◆ **DATA ENTRIES**
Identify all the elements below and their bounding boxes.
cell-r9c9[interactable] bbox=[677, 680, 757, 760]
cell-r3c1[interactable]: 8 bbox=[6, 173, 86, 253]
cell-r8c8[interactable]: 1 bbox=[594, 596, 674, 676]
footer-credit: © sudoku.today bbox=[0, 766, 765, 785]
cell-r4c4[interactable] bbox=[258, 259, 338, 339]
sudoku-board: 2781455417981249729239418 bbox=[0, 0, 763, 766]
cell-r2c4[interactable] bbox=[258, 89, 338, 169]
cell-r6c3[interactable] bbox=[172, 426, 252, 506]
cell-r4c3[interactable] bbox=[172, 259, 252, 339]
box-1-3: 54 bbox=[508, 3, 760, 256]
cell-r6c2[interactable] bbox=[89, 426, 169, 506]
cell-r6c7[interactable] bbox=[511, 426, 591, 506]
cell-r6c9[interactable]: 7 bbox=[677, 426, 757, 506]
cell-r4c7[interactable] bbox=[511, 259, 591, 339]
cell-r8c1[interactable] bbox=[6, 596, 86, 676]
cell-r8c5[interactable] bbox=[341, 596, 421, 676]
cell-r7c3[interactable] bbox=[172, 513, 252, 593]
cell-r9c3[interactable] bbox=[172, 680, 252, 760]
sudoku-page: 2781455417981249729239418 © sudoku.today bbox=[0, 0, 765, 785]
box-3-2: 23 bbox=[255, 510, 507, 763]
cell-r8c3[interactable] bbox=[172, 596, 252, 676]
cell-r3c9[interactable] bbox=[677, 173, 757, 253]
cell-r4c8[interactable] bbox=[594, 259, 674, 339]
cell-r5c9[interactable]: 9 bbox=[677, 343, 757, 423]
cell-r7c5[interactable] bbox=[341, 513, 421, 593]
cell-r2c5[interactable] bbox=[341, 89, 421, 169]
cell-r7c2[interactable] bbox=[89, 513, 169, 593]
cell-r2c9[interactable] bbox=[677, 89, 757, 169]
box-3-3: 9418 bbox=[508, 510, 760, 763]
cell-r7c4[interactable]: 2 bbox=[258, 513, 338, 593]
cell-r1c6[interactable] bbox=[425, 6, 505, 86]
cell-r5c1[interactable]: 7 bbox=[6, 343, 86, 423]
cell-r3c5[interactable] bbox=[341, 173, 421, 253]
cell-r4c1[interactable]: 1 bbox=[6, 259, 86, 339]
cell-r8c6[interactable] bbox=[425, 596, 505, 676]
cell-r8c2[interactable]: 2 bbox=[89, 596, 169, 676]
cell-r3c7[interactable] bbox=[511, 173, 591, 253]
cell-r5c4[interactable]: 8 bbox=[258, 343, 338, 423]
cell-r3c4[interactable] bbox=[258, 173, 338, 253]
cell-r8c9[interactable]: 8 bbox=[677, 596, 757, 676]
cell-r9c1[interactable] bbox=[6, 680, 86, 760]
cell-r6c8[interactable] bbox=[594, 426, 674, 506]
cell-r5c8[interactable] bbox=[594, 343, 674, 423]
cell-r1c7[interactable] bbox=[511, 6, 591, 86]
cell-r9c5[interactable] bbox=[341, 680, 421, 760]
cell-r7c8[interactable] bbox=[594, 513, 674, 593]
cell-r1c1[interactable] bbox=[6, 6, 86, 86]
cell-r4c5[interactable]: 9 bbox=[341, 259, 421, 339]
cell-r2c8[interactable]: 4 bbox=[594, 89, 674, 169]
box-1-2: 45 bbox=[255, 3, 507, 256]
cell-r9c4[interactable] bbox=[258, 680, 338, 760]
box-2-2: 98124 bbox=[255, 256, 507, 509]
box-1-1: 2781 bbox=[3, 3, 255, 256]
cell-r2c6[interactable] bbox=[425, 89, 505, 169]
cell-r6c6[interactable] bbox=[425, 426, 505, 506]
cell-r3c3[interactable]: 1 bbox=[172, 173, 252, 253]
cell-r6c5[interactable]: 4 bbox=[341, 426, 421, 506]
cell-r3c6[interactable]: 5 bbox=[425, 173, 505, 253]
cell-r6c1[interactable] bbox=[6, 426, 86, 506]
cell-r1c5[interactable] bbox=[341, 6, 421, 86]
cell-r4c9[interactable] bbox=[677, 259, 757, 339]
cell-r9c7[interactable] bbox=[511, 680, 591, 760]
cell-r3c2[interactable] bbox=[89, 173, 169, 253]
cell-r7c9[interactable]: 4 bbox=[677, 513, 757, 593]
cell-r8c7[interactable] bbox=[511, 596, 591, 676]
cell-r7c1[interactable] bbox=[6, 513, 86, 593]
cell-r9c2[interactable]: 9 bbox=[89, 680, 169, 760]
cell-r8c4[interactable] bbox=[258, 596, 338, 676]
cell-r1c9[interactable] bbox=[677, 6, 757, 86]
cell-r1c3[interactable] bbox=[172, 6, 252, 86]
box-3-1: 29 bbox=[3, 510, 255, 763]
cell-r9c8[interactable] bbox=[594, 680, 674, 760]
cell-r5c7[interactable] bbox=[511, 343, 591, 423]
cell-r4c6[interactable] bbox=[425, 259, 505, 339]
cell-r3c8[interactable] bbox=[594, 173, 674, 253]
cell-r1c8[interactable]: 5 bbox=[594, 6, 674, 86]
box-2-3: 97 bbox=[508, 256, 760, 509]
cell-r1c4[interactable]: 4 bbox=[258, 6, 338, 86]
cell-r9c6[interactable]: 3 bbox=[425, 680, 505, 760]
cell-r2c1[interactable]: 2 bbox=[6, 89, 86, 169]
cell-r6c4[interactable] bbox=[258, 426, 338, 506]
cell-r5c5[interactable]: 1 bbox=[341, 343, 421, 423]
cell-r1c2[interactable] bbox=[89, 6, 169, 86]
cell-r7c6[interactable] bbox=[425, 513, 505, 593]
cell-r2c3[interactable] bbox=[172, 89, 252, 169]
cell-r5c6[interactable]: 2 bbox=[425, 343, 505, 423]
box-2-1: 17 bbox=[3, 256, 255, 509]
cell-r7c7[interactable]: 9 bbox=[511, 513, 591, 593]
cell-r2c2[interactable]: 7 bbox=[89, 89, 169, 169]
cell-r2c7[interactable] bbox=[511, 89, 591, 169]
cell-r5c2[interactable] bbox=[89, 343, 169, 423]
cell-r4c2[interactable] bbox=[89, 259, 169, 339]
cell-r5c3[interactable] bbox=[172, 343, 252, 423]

◆ **PROBLEM DETAILS**
Can you reproduce the listing above line for line, with nothing changed?

◆ **SOLUTION BELOW**
Identify all the elements below and their bounding boxes.
cell-r9c9[interactable] bbox=[677, 680, 757, 760]
cell-r3c1[interactable]: 8 bbox=[6, 173, 86, 253]
cell-r8c8[interactable]: 1 bbox=[594, 596, 674, 676]
footer-credit: © sudoku.today bbox=[0, 766, 765, 785]
cell-r4c4[interactable] bbox=[258, 259, 338, 339]
sudoku-board: 2781455417981249729239418 bbox=[0, 0, 763, 766]
cell-r2c4[interactable] bbox=[258, 89, 338, 169]
cell-r6c3[interactable] bbox=[172, 426, 252, 506]
cell-r4c3[interactable] bbox=[172, 259, 252, 339]
box-1-3: 54 bbox=[508, 3, 760, 256]
cell-r6c2[interactable] bbox=[89, 426, 169, 506]
cell-r6c7[interactable] bbox=[511, 426, 591, 506]
cell-r6c9[interactable]: 7 bbox=[677, 426, 757, 506]
cell-r4c7[interactable] bbox=[511, 259, 591, 339]
cell-r8c1[interactable] bbox=[6, 596, 86, 676]
cell-r8c5[interactable] bbox=[341, 596, 421, 676]
cell-r7c3[interactable] bbox=[172, 513, 252, 593]
cell-r9c3[interactable] bbox=[172, 680, 252, 760]
sudoku-page: 2781455417981249729239418 © sudoku.today bbox=[0, 0, 765, 785]
box-3-2: 23 bbox=[255, 510, 507, 763]
cell-r8c3[interactable] bbox=[172, 596, 252, 676]
cell-r3c9[interactable] bbox=[677, 173, 757, 253]
cell-r4c8[interactable] bbox=[594, 259, 674, 339]
cell-r5c9[interactable]: 9 bbox=[677, 343, 757, 423]
cell-r7c5[interactable] bbox=[341, 513, 421, 593]
cell-r2c5[interactable] bbox=[341, 89, 421, 169]
cell-r7c2[interactable] bbox=[89, 513, 169, 593]
cell-r2c9[interactable] bbox=[677, 89, 757, 169]
box-3-3: 9418 bbox=[508, 510, 760, 763]
cell-r7c4[interactable]: 2 bbox=[258, 513, 338, 593]
cell-r1c6[interactable] bbox=[425, 6, 505, 86]
cell-r5c1[interactable]: 7 bbox=[6, 343, 86, 423]
cell-r3c5[interactable] bbox=[341, 173, 421, 253]
cell-r4c1[interactable]: 1 bbox=[6, 259, 86, 339]
cell-r8c6[interactable] bbox=[425, 596, 505, 676]
cell-r8c2[interactable]: 2 bbox=[89, 596, 169, 676]
cell-r3c7[interactable] bbox=[511, 173, 591, 253]
cell-r5c4[interactable]: 8 bbox=[258, 343, 338, 423]
cell-r3c4[interactable] bbox=[258, 173, 338, 253]
cell-r8c9[interactable]: 8 bbox=[677, 596, 757, 676]
cell-r9c1[interactable] bbox=[6, 680, 86, 760]
cell-r6c8[interactable] bbox=[594, 426, 674, 506]
cell-r5c8[interactable] bbox=[594, 343, 674, 423]
cell-r1c7[interactable] bbox=[511, 6, 591, 86]
cell-r9c5[interactable] bbox=[341, 680, 421, 760]
cell-r7c8[interactable] bbox=[594, 513, 674, 593]
cell-r1c1[interactable] bbox=[6, 6, 86, 86]
cell-r4c5[interactable]: 9 bbox=[341, 259, 421, 339]
cell-r2c8[interactable]: 4 bbox=[594, 89, 674, 169]
box-1-2: 45 bbox=[255, 3, 507, 256]
cell-r9c4[interactable] bbox=[258, 680, 338, 760]
box-2-2: 98124 bbox=[255, 256, 507, 509]
box-1-1: 2781 bbox=[3, 3, 255, 256]
cell-r2c6[interactable] bbox=[425, 89, 505, 169]
cell-r6c6[interactable] bbox=[425, 426, 505, 506]
cell-r3c3[interactable]: 1 bbox=[172, 173, 252, 253]
cell-r6c5[interactable]: 4 bbox=[341, 426, 421, 506]
cell-r3c6[interactable]: 5 bbox=[425, 173, 505, 253]
cell-r6c1[interactable] bbox=[6, 426, 86, 506]
cell-r1c5[interactable] bbox=[341, 6, 421, 86]
cell-r4c9[interactable] bbox=[677, 259, 757, 339]
cell-r9c7[interactable] bbox=[511, 680, 591, 760]
cell-r3c2[interactable] bbox=[89, 173, 169, 253]
cell-r7c9[interactable]: 4 bbox=[677, 513, 757, 593]
cell-r8c7[interactable] bbox=[511, 596, 591, 676]
cell-r7c1[interactable] bbox=[6, 513, 86, 593]
cell-r9c2[interactable]: 9 bbox=[89, 680, 169, 760]
cell-r8c4[interactable] bbox=[258, 596, 338, 676]
cell-r1c9[interactable] bbox=[677, 6, 757, 86]
cell-r1c3[interactable] bbox=[172, 6, 252, 86]
box-3-1: 29 bbox=[3, 510, 255, 763]
cell-r9c8[interactable] bbox=[594, 680, 674, 760]
cell-r5c7[interactable] bbox=[511, 343, 591, 423]
cell-r4c6[interactable] bbox=[425, 259, 505, 339]
cell-r3c8[interactable] bbox=[594, 173, 674, 253]
cell-r1c8[interactable]: 5 bbox=[594, 6, 674, 86]
box-2-3: 97 bbox=[508, 256, 760, 509]
cell-r1c4[interactable]: 4 bbox=[258, 6, 338, 86]
cell-r9c6[interactable]: 3 bbox=[425, 680, 505, 760]
cell-r2c1[interactable]: 2 bbox=[6, 89, 86, 169]
cell-r6c4[interactable] bbox=[258, 426, 338, 506]
cell-r5c5[interactable]: 1 bbox=[341, 343, 421, 423]
cell-r1c2[interactable] bbox=[89, 6, 169, 86]
cell-r7c6[interactable] bbox=[425, 513, 505, 593]
cell-r2c3[interactable] bbox=[172, 89, 252, 169]
cell-r5c6[interactable]: 2 bbox=[425, 343, 505, 423]
box-2-1: 17 bbox=[3, 256, 255, 509]
cell-r7c7[interactable]: 9 bbox=[511, 513, 591, 593]
cell-r2c2[interactable]: 7 bbox=[89, 89, 169, 169]
cell-r2c7[interactable] bbox=[511, 89, 591, 169]
cell-r5c2[interactable] bbox=[89, 343, 169, 423]
cell-r4c2[interactable] bbox=[89, 259, 169, 339]
cell-r5c3[interactable] bbox=[172, 343, 252, 423]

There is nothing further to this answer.